* [Records for processing]:
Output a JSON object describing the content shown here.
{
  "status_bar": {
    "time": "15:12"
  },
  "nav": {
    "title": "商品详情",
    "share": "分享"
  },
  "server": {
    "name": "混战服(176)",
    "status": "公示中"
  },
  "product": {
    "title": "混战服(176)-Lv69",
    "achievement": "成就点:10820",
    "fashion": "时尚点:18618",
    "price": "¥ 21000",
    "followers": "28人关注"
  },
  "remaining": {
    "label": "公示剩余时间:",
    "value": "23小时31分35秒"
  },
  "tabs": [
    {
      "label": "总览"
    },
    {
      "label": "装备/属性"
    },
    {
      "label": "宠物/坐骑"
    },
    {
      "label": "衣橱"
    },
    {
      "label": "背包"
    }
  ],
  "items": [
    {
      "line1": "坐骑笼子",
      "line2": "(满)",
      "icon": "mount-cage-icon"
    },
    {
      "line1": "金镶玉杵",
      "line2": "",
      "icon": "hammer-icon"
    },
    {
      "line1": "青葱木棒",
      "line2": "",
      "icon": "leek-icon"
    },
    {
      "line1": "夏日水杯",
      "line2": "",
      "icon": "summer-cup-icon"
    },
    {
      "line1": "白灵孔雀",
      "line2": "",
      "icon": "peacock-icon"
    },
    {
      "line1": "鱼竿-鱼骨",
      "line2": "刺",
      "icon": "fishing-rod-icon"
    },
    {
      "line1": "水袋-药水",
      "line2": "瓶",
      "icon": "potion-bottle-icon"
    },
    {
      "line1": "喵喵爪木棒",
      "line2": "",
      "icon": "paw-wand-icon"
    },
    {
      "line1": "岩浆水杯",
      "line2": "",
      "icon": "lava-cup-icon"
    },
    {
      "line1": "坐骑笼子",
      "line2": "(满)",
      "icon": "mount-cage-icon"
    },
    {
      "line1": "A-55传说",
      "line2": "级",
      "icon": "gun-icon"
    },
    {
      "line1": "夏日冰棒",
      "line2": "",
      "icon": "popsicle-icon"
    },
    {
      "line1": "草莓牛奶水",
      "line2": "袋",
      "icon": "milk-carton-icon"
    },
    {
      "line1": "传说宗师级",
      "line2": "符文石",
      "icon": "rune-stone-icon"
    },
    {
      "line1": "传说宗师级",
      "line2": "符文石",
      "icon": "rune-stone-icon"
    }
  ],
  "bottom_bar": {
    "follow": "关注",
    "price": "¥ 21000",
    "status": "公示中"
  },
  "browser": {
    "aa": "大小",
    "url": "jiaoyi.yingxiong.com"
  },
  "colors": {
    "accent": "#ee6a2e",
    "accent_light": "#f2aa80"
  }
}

* [Exercise instructions]:
Repeat each record exactly. Omit nothing.

* [Complete answer]:
Output a JSON object describing the content shown here.
{
  "status_bar": {
    "time": "15:12"
  },
  "nav": {
    "title": "商品详情",
    "share": "分享"
  },
  "server": {
    "name": "混战服(176)",
    "status": "公示中"
  },
  "product": {
    "title": "混战服(176)-Lv69",
    "achievement": "成就点:10820",
    "fashion": "时尚点:18618",
    "price": "¥ 21000",
    "followers": "28人关注"
  },
  "remaining": {
    "label": "公示剩余时间:",
    "value": "23小时31分35秒"
  },
  "tabs": [
    {
      "label": "总览"
    },
    {
      "label": "装备/属性"
    },
    {
      "label": "宠物/坐骑"
    },
    {
      "label": "衣橱"
    },
    {
      "label": "背包"
    }
  ],
  "items": [
    {
      "line1": "坐骑笼子",
      "line2": "(满)",
      "icon": "mount-cage-icon"
    },
    {
      "line1": "金镶玉杵",
      "line2": "",
      "icon": "hammer-icon"
    },
    {
      "line1": "青葱木棒",
      "line2": "",
      "icon": "leek-icon"
    },
    {
      "line1": "夏日水杯",
      "line2": "",
      "icon": "summer-cup-icon"
    },
    {
      "line1": "白灵孔雀",
      "line2": "",
      "icon": "peacock-icon"
    },
    {
      "line1": "鱼竿-鱼骨",
      "line2": "刺",
      "icon": "fishing-rod-icon"
    },
    {
      "line1": "水袋-药水",
      "line2": "瓶",
      "icon": "potion-bottle-icon"
    },
    {
      "line1": "喵喵爪木棒",
      "line2": "",
      "icon": "paw-wand-icon"
    },
    {
      "line1": "岩浆水杯",
      "line2": "",
      "icon": "lava-cup-icon"
    },
    {
      "line1": "坐骑笼子",
      "line2": "(满)",
      "icon": "mount-cage-icon"
    },
    {
      "line1": "A-55传说",
      "line2": "级",
      "icon": "gun-icon"
    },
    {
      "line1": "夏日冰棒",
      "line2": "",
      "icon": "popsicle-icon"
    },
    {
      "line1": "草莓牛奶水",
      "line2": "袋",
      "icon": "milk-carton-icon"
    },
    {
      "line1": "传说宗师级",
      "line2": "符文石",
      "icon": "rune-stone-icon"
    },
    {
      "line1": "传说宗师级",
      "line2": "符文石",
      "icon": "rune-stone-icon"
    }
  ],
  "bottom_bar": {
    "follow": "关注",
    "price": "¥ 21000",
    "status": "公示中"
  },
  "browser": {
    "aa": "大小",
    "url": "jiaoyi.yingxiong.com"
  },
  "colors": {
    "accent": "#ee6a2e",
    "accent_light": "#f2aa80"
  }
}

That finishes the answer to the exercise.